Data records
________________________
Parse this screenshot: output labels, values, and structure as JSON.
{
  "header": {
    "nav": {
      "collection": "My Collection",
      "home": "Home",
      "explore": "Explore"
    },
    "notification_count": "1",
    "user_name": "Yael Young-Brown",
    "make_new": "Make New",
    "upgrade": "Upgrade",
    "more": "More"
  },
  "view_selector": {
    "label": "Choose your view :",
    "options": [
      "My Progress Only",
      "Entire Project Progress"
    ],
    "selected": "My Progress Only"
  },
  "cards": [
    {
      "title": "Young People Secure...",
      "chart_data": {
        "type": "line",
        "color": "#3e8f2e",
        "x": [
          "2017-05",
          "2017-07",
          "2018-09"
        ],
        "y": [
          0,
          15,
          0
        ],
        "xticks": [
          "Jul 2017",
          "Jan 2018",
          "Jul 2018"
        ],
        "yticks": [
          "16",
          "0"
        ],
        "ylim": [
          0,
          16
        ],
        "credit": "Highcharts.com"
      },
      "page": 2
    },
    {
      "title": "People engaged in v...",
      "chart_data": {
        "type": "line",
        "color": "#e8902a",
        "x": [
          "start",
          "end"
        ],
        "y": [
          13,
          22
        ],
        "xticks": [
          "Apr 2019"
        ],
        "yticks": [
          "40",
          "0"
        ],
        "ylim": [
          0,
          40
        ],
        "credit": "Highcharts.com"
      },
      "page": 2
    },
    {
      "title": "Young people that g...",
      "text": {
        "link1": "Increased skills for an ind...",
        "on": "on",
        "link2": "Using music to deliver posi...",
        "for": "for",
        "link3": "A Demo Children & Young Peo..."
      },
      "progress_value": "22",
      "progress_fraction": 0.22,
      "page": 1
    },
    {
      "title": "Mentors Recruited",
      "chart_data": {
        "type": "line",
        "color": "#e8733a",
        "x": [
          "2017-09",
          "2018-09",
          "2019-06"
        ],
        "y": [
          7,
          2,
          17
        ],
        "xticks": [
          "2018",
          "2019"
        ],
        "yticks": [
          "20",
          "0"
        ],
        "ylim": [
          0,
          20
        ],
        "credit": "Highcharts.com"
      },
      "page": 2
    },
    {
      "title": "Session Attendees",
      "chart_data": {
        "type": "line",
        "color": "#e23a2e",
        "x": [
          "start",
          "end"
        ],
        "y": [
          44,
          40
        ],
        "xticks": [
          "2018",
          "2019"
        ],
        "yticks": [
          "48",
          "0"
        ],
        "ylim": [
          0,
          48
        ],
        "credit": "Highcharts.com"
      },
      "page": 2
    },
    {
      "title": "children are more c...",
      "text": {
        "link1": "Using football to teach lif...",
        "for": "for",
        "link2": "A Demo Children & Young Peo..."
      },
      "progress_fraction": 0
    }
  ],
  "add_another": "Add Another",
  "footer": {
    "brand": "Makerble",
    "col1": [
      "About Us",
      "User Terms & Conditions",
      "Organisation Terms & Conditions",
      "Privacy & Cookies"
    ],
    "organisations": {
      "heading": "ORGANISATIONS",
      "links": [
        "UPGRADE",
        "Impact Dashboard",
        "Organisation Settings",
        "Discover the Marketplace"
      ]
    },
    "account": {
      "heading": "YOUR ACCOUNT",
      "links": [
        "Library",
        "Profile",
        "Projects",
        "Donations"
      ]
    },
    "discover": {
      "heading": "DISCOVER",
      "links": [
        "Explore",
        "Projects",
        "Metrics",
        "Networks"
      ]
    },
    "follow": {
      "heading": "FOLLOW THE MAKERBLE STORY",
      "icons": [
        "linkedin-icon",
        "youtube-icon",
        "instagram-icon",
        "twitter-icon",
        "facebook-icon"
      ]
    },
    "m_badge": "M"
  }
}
________________________
**YOUR INSTRUCTIONS:** Lines holding the word "Demo" in the entries above are the ones to pull out. Copy them all.

**WRITTEN ANSWER:**
        "link3": "A Demo Children & Young Peo..."
        "link2": "A Demo Children & Young Peo..."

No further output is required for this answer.